## What to produce
Please swap "per year" for "per month" everywhere it occurs in the items below, and give all the items again with nothing else changed.

········

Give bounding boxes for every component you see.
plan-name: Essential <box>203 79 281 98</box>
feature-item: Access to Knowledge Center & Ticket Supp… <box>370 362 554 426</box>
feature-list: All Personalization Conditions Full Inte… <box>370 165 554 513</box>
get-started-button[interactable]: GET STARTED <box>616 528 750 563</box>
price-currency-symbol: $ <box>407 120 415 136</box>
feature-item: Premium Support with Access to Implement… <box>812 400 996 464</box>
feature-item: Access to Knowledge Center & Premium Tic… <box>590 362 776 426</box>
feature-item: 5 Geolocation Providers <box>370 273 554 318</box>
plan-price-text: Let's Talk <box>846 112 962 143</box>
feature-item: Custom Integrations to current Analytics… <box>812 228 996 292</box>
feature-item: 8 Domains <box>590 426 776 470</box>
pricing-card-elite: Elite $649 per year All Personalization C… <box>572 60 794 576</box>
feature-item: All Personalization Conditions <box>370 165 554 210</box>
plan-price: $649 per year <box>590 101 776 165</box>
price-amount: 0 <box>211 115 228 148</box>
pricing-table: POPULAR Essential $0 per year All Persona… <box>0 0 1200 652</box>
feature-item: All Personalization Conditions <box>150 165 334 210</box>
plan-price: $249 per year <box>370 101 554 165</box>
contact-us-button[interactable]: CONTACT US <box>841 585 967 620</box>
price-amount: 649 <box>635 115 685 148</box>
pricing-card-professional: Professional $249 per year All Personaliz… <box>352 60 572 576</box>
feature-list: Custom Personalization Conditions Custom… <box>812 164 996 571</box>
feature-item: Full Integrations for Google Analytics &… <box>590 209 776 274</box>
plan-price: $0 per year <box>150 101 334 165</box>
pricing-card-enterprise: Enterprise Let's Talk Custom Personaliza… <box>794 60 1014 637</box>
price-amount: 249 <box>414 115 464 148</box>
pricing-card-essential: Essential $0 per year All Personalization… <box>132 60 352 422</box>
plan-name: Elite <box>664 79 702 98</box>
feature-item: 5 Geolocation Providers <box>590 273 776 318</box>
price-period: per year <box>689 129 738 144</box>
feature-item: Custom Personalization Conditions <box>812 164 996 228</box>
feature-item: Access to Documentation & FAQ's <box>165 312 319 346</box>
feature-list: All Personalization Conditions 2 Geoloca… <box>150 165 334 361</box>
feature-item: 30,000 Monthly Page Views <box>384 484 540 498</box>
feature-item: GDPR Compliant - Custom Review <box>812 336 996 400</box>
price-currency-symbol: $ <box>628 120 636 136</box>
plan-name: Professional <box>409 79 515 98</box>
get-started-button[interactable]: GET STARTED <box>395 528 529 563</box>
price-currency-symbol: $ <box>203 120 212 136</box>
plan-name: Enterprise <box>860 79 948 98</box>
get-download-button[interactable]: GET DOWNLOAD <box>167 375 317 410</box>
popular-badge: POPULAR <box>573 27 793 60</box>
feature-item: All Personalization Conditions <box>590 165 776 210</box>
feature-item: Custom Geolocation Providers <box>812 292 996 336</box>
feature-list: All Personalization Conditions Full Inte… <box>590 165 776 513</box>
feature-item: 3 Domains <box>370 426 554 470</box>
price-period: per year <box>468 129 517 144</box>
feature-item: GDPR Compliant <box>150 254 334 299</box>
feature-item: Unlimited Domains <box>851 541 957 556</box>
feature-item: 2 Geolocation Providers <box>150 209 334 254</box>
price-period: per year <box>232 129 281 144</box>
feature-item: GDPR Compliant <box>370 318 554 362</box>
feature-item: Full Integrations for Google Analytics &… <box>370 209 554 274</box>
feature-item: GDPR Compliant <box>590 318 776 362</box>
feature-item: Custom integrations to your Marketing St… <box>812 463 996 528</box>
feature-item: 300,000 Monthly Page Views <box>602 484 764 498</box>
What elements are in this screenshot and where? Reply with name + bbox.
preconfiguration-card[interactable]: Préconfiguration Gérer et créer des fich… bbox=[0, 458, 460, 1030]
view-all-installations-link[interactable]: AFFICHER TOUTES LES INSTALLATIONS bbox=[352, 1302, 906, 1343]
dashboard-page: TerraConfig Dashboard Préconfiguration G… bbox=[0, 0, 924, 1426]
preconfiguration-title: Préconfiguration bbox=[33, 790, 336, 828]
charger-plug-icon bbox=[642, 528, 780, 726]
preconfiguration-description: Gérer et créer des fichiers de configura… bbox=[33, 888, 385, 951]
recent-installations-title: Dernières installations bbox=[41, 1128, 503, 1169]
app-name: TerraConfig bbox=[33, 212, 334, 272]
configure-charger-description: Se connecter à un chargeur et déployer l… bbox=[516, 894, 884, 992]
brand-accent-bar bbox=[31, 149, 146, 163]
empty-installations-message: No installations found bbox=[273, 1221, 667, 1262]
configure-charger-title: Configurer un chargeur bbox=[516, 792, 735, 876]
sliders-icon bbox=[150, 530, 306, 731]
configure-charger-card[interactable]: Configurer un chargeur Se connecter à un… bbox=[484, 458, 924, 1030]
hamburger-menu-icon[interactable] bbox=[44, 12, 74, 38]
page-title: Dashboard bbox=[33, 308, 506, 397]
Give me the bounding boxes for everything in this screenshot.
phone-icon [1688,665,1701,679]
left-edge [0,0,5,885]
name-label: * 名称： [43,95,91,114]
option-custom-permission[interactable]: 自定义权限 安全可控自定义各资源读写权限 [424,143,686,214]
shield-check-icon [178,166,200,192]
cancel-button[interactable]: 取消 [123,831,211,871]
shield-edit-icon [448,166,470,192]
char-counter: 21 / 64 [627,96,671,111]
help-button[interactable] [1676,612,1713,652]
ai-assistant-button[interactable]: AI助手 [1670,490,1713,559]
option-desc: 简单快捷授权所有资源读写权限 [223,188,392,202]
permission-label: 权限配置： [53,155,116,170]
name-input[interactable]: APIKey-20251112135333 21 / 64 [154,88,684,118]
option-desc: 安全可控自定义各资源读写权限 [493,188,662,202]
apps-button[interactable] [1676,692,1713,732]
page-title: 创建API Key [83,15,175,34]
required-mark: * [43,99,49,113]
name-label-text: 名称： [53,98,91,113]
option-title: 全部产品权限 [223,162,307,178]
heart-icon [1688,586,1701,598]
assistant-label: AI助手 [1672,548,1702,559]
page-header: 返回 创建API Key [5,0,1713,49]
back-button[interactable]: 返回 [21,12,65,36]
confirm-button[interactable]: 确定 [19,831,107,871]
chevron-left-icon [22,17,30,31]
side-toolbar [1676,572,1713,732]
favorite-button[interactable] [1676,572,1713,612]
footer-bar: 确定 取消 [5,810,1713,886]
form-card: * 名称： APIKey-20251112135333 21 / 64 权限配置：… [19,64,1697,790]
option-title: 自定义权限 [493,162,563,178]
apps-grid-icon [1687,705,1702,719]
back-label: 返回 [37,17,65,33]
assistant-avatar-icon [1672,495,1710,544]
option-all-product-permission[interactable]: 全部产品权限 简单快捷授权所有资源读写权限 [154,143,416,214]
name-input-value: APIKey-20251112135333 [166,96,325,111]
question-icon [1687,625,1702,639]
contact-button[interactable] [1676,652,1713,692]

········

## Output
Give bounding boxes for every component you see.
plan-name: Essential <box>203 79 281 98</box>
feature-item: Access to Knowledge Center & Ticket Supp… <box>370 362 554 426</box>
feature-list: All Personalization Conditions Full Inte… <box>370 165 554 513</box>
get-started-button[interactable]: GET STARTED <box>616 528 750 563</box>
price-currency-symbol: $ <box>407 120 415 136</box>
feature-item: Premium Support with Access to Implement… <box>812 400 996 464</box>
feature-item: Access to Knowledge Center & Premium Tic… <box>590 362 776 426</box>
feature-item: 5 Geolocation Providers <box>370 273 554 318</box>
plan-price-text: Let's Talk <box>846 112 962 143</box>
feature-item: Custom Integrations to current Analytics… <box>812 228 996 292</box>
feature-item: 8 Domains <box>590 426 776 470</box>
pricing-card-elite: Elite $649 per month All Personalization C… <box>572 60 794 576</box>
feature-item: All Personalization Conditions <box>370 165 554 210</box>
plan-price: $649 per month <box>590 101 776 165</box>
price-amount: 0 <box>211 115 228 148</box>
pricing-table: POPULAR Essential $0 per month All Persona… <box>0 0 1200 652</box>
feature-item: All Personalization Conditions <box>150 165 334 210</box>
plan-price: $249 per month <box>370 101 554 165</box>
contact-us-button[interactable]: CONTACT US <box>841 585 967 620</box>
price-amount: 649 <box>635 115 685 148</box>
pricing-card-professional: Professional $249 per month All Personaliz… <box>352 60 572 576</box>
feature-list: Custom Personalization Conditions Custom… <box>812 164 996 571</box>
feature-item: Full Integrations for Google Analytics &… <box>590 209 776 274</box>
plan-price: $0 per month <box>150 101 334 165</box>
pricing-card-enterprise: Enterprise Let's Talk Custom Personaliza… <box>794 60 1014 637</box>
price-amount: 249 <box>414 115 464 148</box>
pricing-card-essential: Essential $0 per month All Personalization… <box>132 60 352 422</box>
plan-name: Elite <box>664 79 702 98</box>
feature-item: 5 Geolocation Providers <box>590 273 776 318</box>
price-period: per month <box>689 129 738 144</box>
feature-item: Custom Personalization Conditions <box>812 164 996 228</box>
feature-item: Access to Documentation & FAQ's <box>165 312 319 346</box>
feature-list: All Personalization Conditions 2 Geoloca… <box>150 165 334 361</box>
feature-item: 30,000 Monthly Page Views <box>384 484 540 498</box>
feature-item: GDPR Compliant - Custom Review <box>812 336 996 400</box>
price-currency-symbol: $ <box>628 120 636 136</box>
plan-name: Professional <box>409 79 515 98</box>
get-started-button[interactable]: GET STARTED <box>395 528 529 563</box>
price-currency-symbol: $ <box>203 120 212 136</box>
plan-name: Enterprise <box>860 79 948 98</box>
get-download-button[interactable]: GET DOWNLOAD <box>167 375 317 410</box>
popular-badge: POPULAR <box>573 27 793 60</box>
feature-item: All Personalization Conditions <box>590 165 776 210</box>
feature-item: Custom Geolocation Providers <box>812 292 996 336</box>
feature-list: All Personalization Conditions Full Inte… <box>590 165 776 513</box>
feature-item: 3 Domains <box>370 426 554 470</box>
price-period: per month <box>468 129 517 144</box>
feature-item: GDPR Compliant <box>150 254 334 299</box>
feature-item: Unlimited Domains <box>851 541 957 556</box>
feature-item: 2 Geolocation Providers <box>150 209 334 254</box>
price-period: per month <box>232 129 281 144</box>
feature-item: GDPR Compliant <box>370 318 554 362</box>
feature-item: Full Integrations for Google Analytics &… <box>370 209 554 274</box>
feature-item: GDPR Compliant <box>590 318 776 362</box>
feature-item: Custom integrations to your Marketing St… <box>812 463 996 528</box>
feature-item: 300,000 Monthly Page Views <box>602 484 764 498</box>
What elements are in this screenshot and where? Reply with name + bbox.
preconfiguration-card[interactable]: Préconfiguration Gérer et créer des fich… bbox=[0, 458, 460, 1030]
view-all-installations-link[interactable]: AFFICHER TOUTES LES INSTALLATIONS bbox=[352, 1302, 906, 1343]
dashboard-page: TerraConfig Dashboard Préconfiguration G… bbox=[0, 0, 924, 1426]
preconfiguration-title: Préconfiguration bbox=[33, 790, 336, 828]
charger-plug-icon bbox=[642, 528, 780, 726]
preconfiguration-description: Gérer et créer des fichiers de configura… bbox=[33, 888, 385, 951]
recent-installations-title: Dernières installations bbox=[41, 1128, 503, 1169]
app-name: TerraConfig bbox=[33, 212, 334, 272]
configure-charger-description: Se connecter à un chargeur et déployer l… bbox=[516, 894, 884, 992]
brand-accent-bar bbox=[31, 149, 146, 163]
empty-installations-message: No installations found bbox=[273, 1221, 667, 1262]
configure-charger-title: Configurer un chargeur bbox=[516, 792, 735, 876]
sliders-icon bbox=[150, 530, 306, 731]
configure-charger-card[interactable]: Configurer un chargeur Se connecter à un… bbox=[484, 458, 924, 1030]
hamburger-menu-icon[interactable] bbox=[44, 12, 74, 38]
page-title: Dashboard bbox=[33, 308, 506, 397]
Give me the bounding boxes for everything in this screenshot.
phone-icon [1688,665,1701,679]
left-edge [0,0,5,885]
name-label: * 名称： [43,95,91,114]
option-custom-permission[interactable]: 自定义权限 安全可控自定义各资源读写权限 [424,143,686,214]
shield-check-icon [178,166,200,192]
cancel-button[interactable]: 取消 [123,831,211,871]
shield-edit-icon [448,166,470,192]
char-counter: 21 / 64 [627,96,671,111]
help-button[interactable] [1676,612,1713,652]
ai-assistant-button[interactable]: AI助手 [1670,490,1713,559]
option-desc: 简单快捷授权所有资源读写权限 [223,188,392,202]
permission-label: 权限配置： [53,155,116,170]
name-input[interactable]: APIKey-20251112135333 21 / 64 [154,88,684,118]
option-desc: 安全可控自定义各资源读写权限 [493,188,662,202]
apps-button[interactable] [1676,692,1713,732]
page-title: 创建API Key [83,15,175,34]
required-mark: * [43,99,49,113]
name-label-text: 名称： [53,98,91,113]
option-title: 全部产品权限 [223,162,307,178]
heart-icon [1688,586,1701,598]
assistant-label: AI助手 [1672,548,1702,559]
page-header: 返回 创建API Key [5,0,1713,49]
back-button[interactable]: 返回 [21,12,65,36]
confirm-button[interactable]: 确定 [19,831,107,871]
chevron-left-icon [22,17,30,31]
side-toolbar [1676,572,1713,732]
favorite-button[interactable] [1676,572,1713,612]
footer-bar: 确定 取消 [5,810,1713,886]
form-card: * 名称： APIKey-20251112135333 21 / 64 权限配置：… [19,64,1697,790]
option-title: 自定义权限 [493,162,563,178]
apps-grid-icon [1687,705,1702,719]
back-label: 返回 [37,17,65,33]
assistant-avatar-icon [1672,495,1710,544]
option-all-product-permission[interactable]: 全部产品权限 简单快捷授权所有资源读写权限 [154,143,416,214]
name-input-value: APIKey-20251112135333 [166,96,325,111]
question-icon [1687,625,1702,639]
contact-button[interactable] [1676,652,1713,692]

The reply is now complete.